- _To do_:
Go through the records below line by line, counting those that contain the word "text"; answer with the count only.

+++

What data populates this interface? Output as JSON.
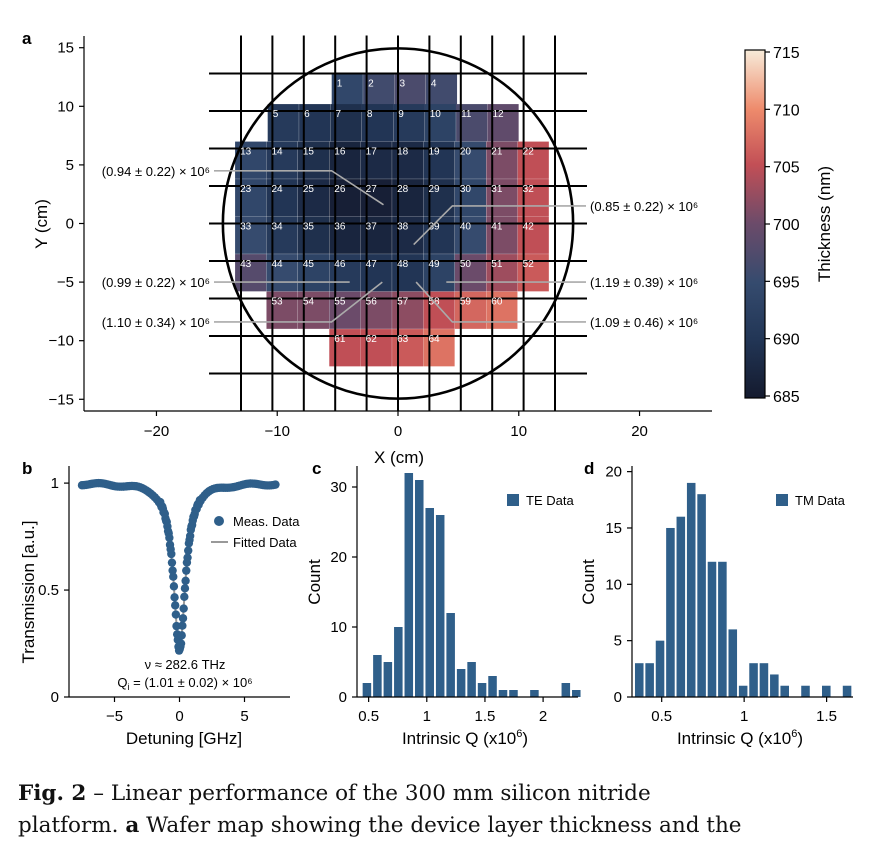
{
  "panel_labels": {
    "a": "a",
    "b": "b",
    "c": "c",
    "d": "d"
  },
  "caption": {
    "fig_label": "Fig. 2",
    "line1_rest": " – Linear performance of the 300 mm silicon nitride",
    "line2_pre": "platform. ",
    "line2_bold": "a",
    "line2_rest": " Wafer map showing the device layer thickness and the"
  },
  "colors": {
    "bar": "#2f5f8a",
    "fit_line": "#999999",
    "dots": "#2f5f8a"
  },
  "chart_data": [
    {
      "id": "a",
      "type": "heatmap",
      "xlabel": "X (cm)",
      "ylabel": "Y (cm)",
      "xlim": [
        -26,
        26
      ],
      "ylim": [
        -16,
        16
      ],
      "xticks": [
        -20,
        -10,
        0,
        10,
        20
      ],
      "yticks": [
        -15,
        -10,
        -5,
        0,
        5,
        10,
        15
      ],
      "xtick_labels": [
        "−20",
        "−10",
        "0",
        "10",
        "20"
      ],
      "ytick_labels": [
        "−15",
        "−10",
        "−5",
        "0",
        "5",
        "10",
        "15"
      ],
      "wafer_radius_cm": 14.5,
      "grid_x_cm": [
        -13,
        -10.4,
        -7.8,
        -5.2,
        -2.6,
        0,
        2.6,
        5.2,
        7.8,
        10.4,
        13
      ],
      "grid_y_cm": [
        12.8,
        9.6,
        6.4,
        3.2,
        0,
        -3.2,
        -6.4,
        -9.6,
        -12.8
      ],
      "colorbar": {
        "label": "Thickness (nm)",
        "min": 685,
        "max": 715,
        "ticks": [
          "715",
          "710",
          "705",
          "700",
          "695",
          "690",
          "685"
        ]
      },
      "rows": [
        {
          "y": 11.2,
          "xs": [
            -4.2,
            -1.6,
            1,
            3.6
          ],
          "start": 1,
          "values": [
            694,
            696,
            697,
            696
          ]
        },
        {
          "y": 8.6,
          "xs": [
            -9.5,
            -6.9,
            -4.3,
            -1.7,
            0.9,
            3.5,
            6.1,
            8.7
          ],
          "start": 5,
          "values": [
            691,
            690,
            689,
            690,
            691,
            693,
            697,
            699
          ]
        },
        {
          "y": 5.4,
          "xs": [
            -12.2,
            -9.6,
            -7,
            -4.4,
            -1.8,
            0.8,
            3.4,
            6,
            8.6,
            11.2
          ],
          "start": 13,
          "values": [
            694,
            691,
            689,
            687,
            688,
            688,
            690,
            695,
            701,
            705
          ]
        },
        {
          "y": 2.2,
          "xs": [
            -12.2,
            -9.6,
            -7,
            -4.4,
            -1.8,
            0.8,
            3.4,
            6,
            8.6,
            11.2
          ],
          "start": 23,
          "values": [
            694,
            690,
            688,
            686,
            686,
            687,
            689,
            694,
            701,
            705
          ]
        },
        {
          "y": -1,
          "xs": [
            -12.2,
            -9.6,
            -7,
            -4.4,
            -1.8,
            0.8,
            3.4,
            6,
            8.6,
            11.2
          ],
          "start": 33,
          "values": [
            695,
            691,
            689,
            687,
            687,
            688,
            690,
            695,
            701,
            705
          ]
        },
        {
          "y": -4.2,
          "xs": [
            -12.2,
            -9.6,
            -7,
            -4.4,
            -1.8,
            0.8,
            3.4,
            6,
            8.6,
            11.2
          ],
          "start": 43,
          "values": [
            698,
            695,
            693,
            691,
            690,
            690,
            693,
            700,
            703,
            706
          ]
        },
        {
          "y": -7.4,
          "xs": [
            -9.6,
            -7,
            -4.4,
            -1.8,
            0.8,
            3.4,
            6,
            8.6
          ],
          "start": 53,
          "values": [
            701,
            701,
            700,
            701,
            702,
            705,
            707,
            708
          ]
        },
        {
          "y": -10.6,
          "xs": [
            -4.4,
            -1.8,
            0.8,
            3.4
          ],
          "start": 61,
          "values": [
            705,
            705,
            706,
            708
          ]
        }
      ],
      "annotations": [
        {
          "text": "(0.94 ± 0.22) × 10⁶",
          "side": "left",
          "label_y": 4.5,
          "target": [
            -1.2,
            1.6
          ]
        },
        {
          "text": "(0.85 ± 0.22) × 10⁶",
          "side": "right",
          "label_y": 1.5,
          "target": [
            1.3,
            -1.8
          ]
        },
        {
          "text": "(0.99 ± 0.22) × 10⁶",
          "side": "left",
          "label_y": -5,
          "target": [
            -4,
            -5
          ]
        },
        {
          "text": "(1.19 ± 0.39) × 10⁶",
          "side": "right",
          "label_y": -5,
          "target": [
            4,
            -5
          ]
        },
        {
          "text": "(1.10 ± 0.34) × 10⁶",
          "side": "left",
          "label_y": -8.4,
          "target": [
            -1.3,
            -5
          ]
        },
        {
          "text": "(1.09 ± 0.46) × 10⁶",
          "side": "right",
          "label_y": -8.4,
          "target": [
            1.5,
            -5
          ]
        }
      ]
    },
    {
      "id": "b",
      "type": "scatter",
      "xlabel": "Detuning [GHz]",
      "ylabel": "Transmission [a.u.]",
      "xlim": [
        -8.5,
        8.5
      ],
      "ylim": [
        0,
        1.08
      ],
      "xticks": [
        -5,
        0,
        5
      ],
      "xtick_labels": [
        "−5",
        "0",
        "5"
      ],
      "yticks": [
        0,
        0.5,
        1
      ],
      "ytick_labels": [
        "0",
        "0.5",
        "1"
      ],
      "lorentzian": {
        "depth": 0.78,
        "half_width_ghz": 0.55,
        "x_range": [
          -7.5,
          7.5
        ]
      },
      "series": [
        {
          "name": "Meas. Data",
          "kind": "points"
        },
        {
          "name": "Fitted Data",
          "kind": "line"
        }
      ],
      "annot_line1": "ν ≈ 282.6 THz",
      "annot_q": "Q",
      "annot_q_sub": "i",
      "annot_q_rest": " = (1.01 ± 0.02) × 10⁶"
    },
    {
      "id": "c",
      "type": "bar",
      "xlabel": "Intrinsic Q (x10",
      "xlabel_sup": "6",
      "xlabel_end": ")",
      "ylabel": "Count",
      "xlim": [
        0.4,
        2.3
      ],
      "ylim": [
        0,
        33
      ],
      "xticks": [
        0.5,
        1,
        1.5,
        2
      ],
      "xtick_labels": [
        "0.5",
        "1",
        "1.5",
        "2"
      ],
      "yticks": [
        0,
        10,
        20,
        30
      ],
      "ytick_labels": [
        "0",
        "10",
        "20",
        "30"
      ],
      "bin_width": 0.0905,
      "bin_starts": [
        0.44,
        0.53,
        0.62,
        0.71,
        0.8,
        0.89,
        0.98,
        1.07,
        1.16,
        1.25,
        1.34,
        1.43,
        1.52,
        1.61,
        1.7,
        1.79,
        1.88,
        1.97,
        2.06,
        2.15,
        2.24
      ],
      "values": [
        2,
        6,
        5,
        10,
        32,
        31,
        27,
        26,
        12,
        4,
        5,
        2,
        3,
        1,
        1,
        0,
        1,
        0,
        0,
        2,
        1
      ],
      "series": [
        {
          "name": "TE Data"
        }
      ]
    },
    {
      "id": "d",
      "type": "bar",
      "xlabel": "Intrinsic Q (x10",
      "xlabel_sup": "6",
      "xlabel_end": ")",
      "ylabel": "Count",
      "xlim": [
        0.32,
        1.66
      ],
      "ylim": [
        0,
        20.5
      ],
      "xticks": [
        0.5,
        1,
        1.5
      ],
      "xtick_labels": [
        "0.5",
        "1",
        "1.5"
      ],
      "yticks": [
        0,
        5,
        10,
        15,
        20
      ],
      "ytick_labels": [
        "0",
        "5",
        "10",
        "15",
        "20"
      ],
      "bin_width": 0.064,
      "bin_starts": [
        0.332,
        0.395,
        0.458,
        0.521,
        0.584,
        0.647,
        0.71,
        0.773,
        0.836,
        0.899,
        0.962,
        1.025,
        1.088,
        1.151,
        1.214,
        1.277,
        1.34,
        1.403,
        1.466,
        1.529,
        1.592
      ],
      "values": [
        3,
        3,
        5,
        15,
        16,
        19,
        18,
        12,
        12,
        6,
        1,
        3,
        3,
        2,
        1,
        0,
        1,
        0,
        1,
        0,
        1
      ],
      "series": [
        {
          "name": "TM Data"
        }
      ]
    }
  ]
}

+++

- _Written solution_:
6